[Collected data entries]
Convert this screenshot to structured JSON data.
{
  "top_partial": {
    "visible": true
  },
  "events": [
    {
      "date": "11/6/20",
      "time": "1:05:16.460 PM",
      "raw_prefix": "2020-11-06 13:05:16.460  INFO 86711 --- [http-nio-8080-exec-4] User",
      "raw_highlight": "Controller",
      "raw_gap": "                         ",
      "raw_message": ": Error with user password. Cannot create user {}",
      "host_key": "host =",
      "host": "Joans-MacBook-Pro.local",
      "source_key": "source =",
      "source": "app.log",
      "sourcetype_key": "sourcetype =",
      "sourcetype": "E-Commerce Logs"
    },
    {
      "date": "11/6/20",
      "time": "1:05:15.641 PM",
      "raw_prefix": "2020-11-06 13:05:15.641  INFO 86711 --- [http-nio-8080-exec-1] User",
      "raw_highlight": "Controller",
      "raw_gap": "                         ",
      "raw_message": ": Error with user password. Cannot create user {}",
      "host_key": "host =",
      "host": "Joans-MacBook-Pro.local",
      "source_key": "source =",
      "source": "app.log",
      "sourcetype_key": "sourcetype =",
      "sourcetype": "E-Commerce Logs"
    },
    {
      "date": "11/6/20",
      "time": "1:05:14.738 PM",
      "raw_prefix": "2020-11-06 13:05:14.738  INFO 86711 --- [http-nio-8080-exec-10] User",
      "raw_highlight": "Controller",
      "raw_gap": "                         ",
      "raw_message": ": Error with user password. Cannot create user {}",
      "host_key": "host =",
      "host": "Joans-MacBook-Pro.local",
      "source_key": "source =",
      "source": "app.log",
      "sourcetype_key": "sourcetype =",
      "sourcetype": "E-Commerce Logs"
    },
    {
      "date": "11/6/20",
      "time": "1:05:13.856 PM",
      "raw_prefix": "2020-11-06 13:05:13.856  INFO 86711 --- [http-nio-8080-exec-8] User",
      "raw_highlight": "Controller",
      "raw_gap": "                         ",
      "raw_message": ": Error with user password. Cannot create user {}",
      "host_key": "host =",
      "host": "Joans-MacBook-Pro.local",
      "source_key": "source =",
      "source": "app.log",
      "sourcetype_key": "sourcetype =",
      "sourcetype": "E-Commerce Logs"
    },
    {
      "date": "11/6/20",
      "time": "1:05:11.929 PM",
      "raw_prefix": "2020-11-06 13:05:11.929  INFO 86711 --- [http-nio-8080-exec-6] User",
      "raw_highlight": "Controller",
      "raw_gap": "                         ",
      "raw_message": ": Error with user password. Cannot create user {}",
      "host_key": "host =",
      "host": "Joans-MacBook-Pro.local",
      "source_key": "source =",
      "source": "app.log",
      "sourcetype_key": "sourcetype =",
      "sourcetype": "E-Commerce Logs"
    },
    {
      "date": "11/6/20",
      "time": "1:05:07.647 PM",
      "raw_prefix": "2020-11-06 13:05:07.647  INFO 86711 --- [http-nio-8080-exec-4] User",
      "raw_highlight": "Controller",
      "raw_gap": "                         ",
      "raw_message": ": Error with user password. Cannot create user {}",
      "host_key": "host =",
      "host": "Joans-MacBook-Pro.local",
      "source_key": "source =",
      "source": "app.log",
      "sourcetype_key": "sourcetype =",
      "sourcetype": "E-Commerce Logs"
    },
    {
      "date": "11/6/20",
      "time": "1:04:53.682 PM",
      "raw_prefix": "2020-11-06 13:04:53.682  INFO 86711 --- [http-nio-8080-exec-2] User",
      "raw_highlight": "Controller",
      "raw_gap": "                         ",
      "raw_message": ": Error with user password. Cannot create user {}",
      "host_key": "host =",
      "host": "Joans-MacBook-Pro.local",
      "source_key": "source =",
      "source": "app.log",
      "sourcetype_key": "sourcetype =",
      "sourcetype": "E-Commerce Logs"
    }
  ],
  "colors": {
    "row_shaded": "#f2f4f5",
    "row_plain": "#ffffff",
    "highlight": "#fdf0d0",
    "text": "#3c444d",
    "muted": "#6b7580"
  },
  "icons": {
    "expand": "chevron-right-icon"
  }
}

- Problem to solve: Retype every record above exactly as it appears.

- Response to the task:
Convert this screenshot to structured JSON data.
{
  "top_partial": {
    "visible": true
  },
  "events": [
    {
      "date": "11/6/20",
      "time": "1:05:16.460 PM",
      "raw_prefix": "2020-11-06 13:05:16.460  INFO 86711 --- [http-nio-8080-exec-4] User",
      "raw_highlight": "Controller",
      "raw_gap": "                         ",
      "raw_message": ": Error with user password. Cannot create user {}",
      "host_key": "host =",
      "host": "Joans-MacBook-Pro.local",
      "source_key": "source =",
      "source": "app.log",
      "sourcetype_key": "sourcetype =",
      "sourcetype": "E-Commerce Logs"
    },
    {
      "date": "11/6/20",
      "time": "1:05:15.641 PM",
      "raw_prefix": "2020-11-06 13:05:15.641  INFO 86711 --- [http-nio-8080-exec-1] User",
      "raw_highlight": "Controller",
      "raw_gap": "                         ",
      "raw_message": ": Error with user password. Cannot create user {}",
      "host_key": "host =",
      "host": "Joans-MacBook-Pro.local",
      "source_key": "source =",
      "source": "app.log",
      "sourcetype_key": "sourcetype =",
      "sourcetype": "E-Commerce Logs"
    },
    {
      "date": "11/6/20",
      "time": "1:05:14.738 PM",
      "raw_prefix": "2020-11-06 13:05:14.738  INFO 86711 --- [http-nio-8080-exec-10] User",
      "raw_highlight": "Controller",
      "raw_gap": "                         ",
      "raw_message": ": Error with user password. Cannot create user {}",
      "host_key": "host =",
      "host": "Joans-MacBook-Pro.local",
      "source_key": "source =",
      "source": "app.log",
      "sourcetype_key": "sourcetype =",
      "sourcetype": "E-Commerce Logs"
    },
    {
      "date": "11/6/20",
      "time": "1:05:13.856 PM",
      "raw_prefix": "2020-11-06 13:05:13.856  INFO 86711 --- [http-nio-8080-exec-8] User",
      "raw_highlight": "Controller",
      "raw_gap": "                         ",
      "raw_message": ": Error with user password. Cannot create user {}",
      "host_key": "host =",
      "host": "Joans-MacBook-Pro.local",
      "source_key": "source =",
      "source": "app.log",
      "sourcetype_key": "sourcetype =",
      "sourcetype": "E-Commerce Logs"
    },
    {
      "date": "11/6/20",
      "time": "1:05:11.929 PM",
      "raw_prefix": "2020-11-06 13:05:11.929  INFO 86711 --- [http-nio-8080-exec-6] User",
      "raw_highlight": "Controller",
      "raw_gap": "                         ",
      "raw_message": ": Error with user password. Cannot create user {}",
      "host_key": "host =",
      "host": "Joans-MacBook-Pro.local",
      "source_key": "source =",
      "source": "app.log",
      "sourcetype_key": "sourcetype =",
      "sourcetype": "E-Commerce Logs"
    },
    {
      "date": "11/6/20",
      "time": "1:05:07.647 PM",
      "raw_prefix": "2020-11-06 13:05:07.647  INFO 86711 --- [http-nio-8080-exec-4] User",
      "raw_highlight": "Controller",
      "raw_gap": "                         ",
      "raw_message": ": Error with user password. Cannot create user {}",
      "host_key": "host =",
      "host": "Joans-MacBook-Pro.local",
      "source_key": "source =",
      "source": "app.log",
      "sourcetype_key": "sourcetype =",
      "sourcetype": "E-Commerce Logs"
    },
    {
      "date": "11/6/20",
      "time": "1:04:53.682 PM",
      "raw_prefix": "2020-11-06 13:04:53.682  INFO 86711 --- [http-nio-8080-exec-2] User",
      "raw_highlight": "Controller",
      "raw_gap": "                         ",
      "raw_message": ": Error with user password. Cannot create user {}",
      "host_key": "host =",
      "host": "Joans-MacBook-Pro.local",
      "source_key": "source =",
      "source": "app.log",
      "sourcetype_key": "sourcetype =",
      "sourcetype": "E-Commerce Logs"
    }
  ],
  "colors": {
    "row_shaded": "#f2f4f5",
    "row_plain": "#ffffff",
    "highlight": "#fdf0d0",
    "text": "#3c444d",
    "muted": "#6b7580"
  },
  "icons": {
    "expand": "chevron-right-icon"
  }
}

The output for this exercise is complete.